Give all the lines below again, exactly, with no pictures.

-*-*-

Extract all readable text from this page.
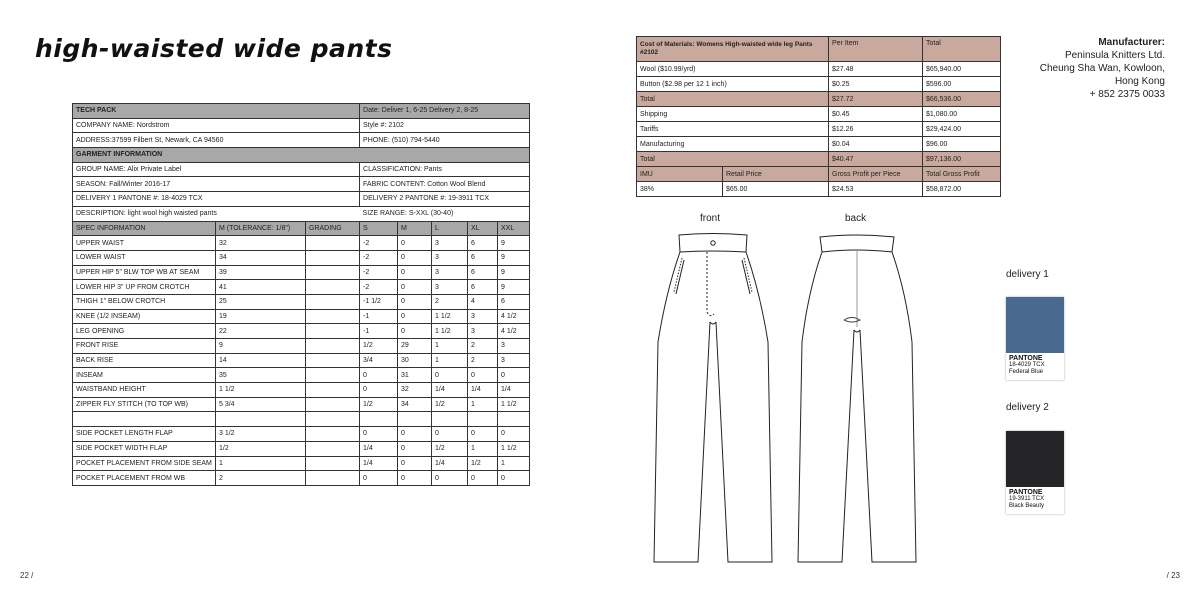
high-waisted wide pants
TECH PACK			Date: Deliver 1, 6-25 Delivery 2, 8-25				
COMPANY NAME: Nordstrom			Style #: 2102				
ADDRESS:37599 Filbert St, Newark, CA 94560			PHONE: (510) 794-5440				
GARMENT INFORMATION							
GROUP NAME: Alix Private Label			CLASSIFICATION: Pants				
SEASON: Fall/Winter 2016-17			FABRIC CONTENT: Cotton Wool Blend				
DELIVERY 1 PANTONE #: 18-4029 TCX			DELIVERY 2 PANTONE #: 19-3911 TCX				
DESCRIPTION: light wool high waisted pants			SIZE RANGE: S-XXL (30-40)				
SPEC INFORMATION	M (TOLERANCE: 1/8")	GRADING	S	M	L	XL	XXL
UPPER WAIST	32		-2	0	3	6	9
LOWER WAIST	34		-2	0	3	6	9
UPPER HIP 5" BLW TOP WB AT SEAM	39		-2	0	3	6	9
LOWER HIP 3" UP FROM CROTCH	41		-2	0	3	6	9
THIGH 1" BELOW CROTCH	25		-1 1/2	0	2	4	6
KNEE (1/2 INSEAM)	19		-1	0	1 1/2	3	4 1/2
LEG OPENING	22		-1	0	1 1/2	3	4 1/2
FRONT RISE	9		1/2	29	1	2	3
BACK RISE	14		3/4	30	1	2	3
INSEAM	35		0	31	0	0	0
WAISTBAND HEIGHT	1 1/2		0	32	1/4	1/4	1/4
ZIPPER FLY STITCH (TO TOP WB)	5 3/4		1/2	34	1/2	1	1 1/2

SIDE POCKET LENGTH FLAP	3 1/2		0	0	0	0	0
SIDE POCKET WIDTH FLAP	1/2		1/4	0	1/2	1	1 1/2
POCKET PLACEMENT FROM SIDE SEAM	1		1/4	0	1/4	1/2	1
POCKET PLACEMENT FROM WB	2		0	0	0	0	0
Cost of Materials: Womens High-waisted wide leg Pants #2102		Per Item	Total
Wool ($10.99/yrd)		$27.48	$65,940.00
Button ($2.98 per 12 1 inch)		$0.25	$596.00
Total		$27.72	$66,536.00
Shipping		$0.45	$1,080.00
Tariffs		$12.26	$29,424.00
Manufacturing		$0.04	$96.00
Total		$40.47	$97,136.00
IMU	Retail Price	Gross Profit per Piece	Total Gross Profit
38%	$65.00	$24.53	$58,872.00
Manufacturer:
Peninsula Knitters Ltd.
Cheung Sha Wan, Kowloon,
Hong Kong
+ 852 2375 0033
front	back
delivery 1
PANTONE
18-4029 TCX
Federal Blue
delivery 2
PANTONE
19-3911 TCX
Black Beauty
22 /	/ 23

-*-*-

• Solved problem
Extract all readable text from this page.
high-waisted wide pants
TECH PACK			Date: Deliver 1, 6-25 Delivery 2, 8-25				
COMPANY NAME: Nordstrom			Style #: 2102				
ADDRESS:37599 Filbert St, Newark, CA 94560			PHONE: (510) 794-5440				
GARMENT INFORMATION							
GROUP NAME: Alix Private Label			CLASSIFICATION: Pants				
SEASON: Fall/Winter 2016-17			FABRIC CONTENT: Cotton Wool Blend				
DELIVERY 1 PANTONE #: 18-4029 TCX			DELIVERY 2 PANTONE #: 19-3911 TCX				
DESCRIPTION: light wool high waisted pants			SIZE RANGE: S-XXL (30-40)				
SPEC INFORMATION	M (TOLERANCE: 1/8")	GRADING	S	M	L	XL	XXL
UPPER WAIST	32		-2	0	3	6	9
LOWER WAIST	34		-2	0	3	6	9
UPPER HIP 5" BLW TOP WB AT SEAM	39		-2	0	3	6	9
LOWER HIP 3" UP FROM CROTCH	41		-2	0	3	6	9
THIGH 1" BELOW CROTCH	25		-1 1/2	0	2	4	6
KNEE (1/2 INSEAM)	19		-1	0	1 1/2	3	4 1/2
LEG OPENING	22		-1	0	1 1/2	3	4 1/2
FRONT RISE	9		1/2	29	1	2	3
BACK RISE	14		3/4	30	1	2	3
INSEAM	35		0	31	0	0	0
WAISTBAND HEIGHT	1 1/2		0	32	1/4	1/4	1/4
ZIPPER FLY STITCH (TO TOP WB)	5 3/4		1/2	34	1/2	1	1 1/2

SIDE POCKET LENGTH FLAP	3 1/2		0	0	0	0	0
SIDE POCKET WIDTH FLAP	1/2		1/4	0	1/2	1	1 1/2
POCKET PLACEMENT FROM SIDE SEAM	1		1/4	0	1/4	1/2	1
POCKET PLACEMENT FROM WB	2		0	0	0	0	0
Cost of Materials: Womens High-waisted wide leg Pants #2102		Per Item	Total
Wool ($10.99/yrd)		$27.48	$65,940.00
Button ($2.98 per 12 1 inch)		$0.25	$596.00
Total		$27.72	$66,536.00
Shipping		$0.45	$1,080.00
Tariffs		$12.26	$29,424.00
Manufacturing		$0.04	$96.00
Total		$40.47	$97,136.00
IMU	Retail Price	Gross Profit per Piece	Total Gross Profit
38%	$65.00	$24.53	$58,872.00
Manufacturer:
Peninsula Knitters Ltd.
Cheung Sha Wan, Kowloon,
Hong Kong
+ 852 2375 0033
front	back
delivery 1
PANTONE
18-4029 TCX
Federal Blue
delivery 2
PANTONE
19-3911 TCX
Black Beauty
22 /	/ 23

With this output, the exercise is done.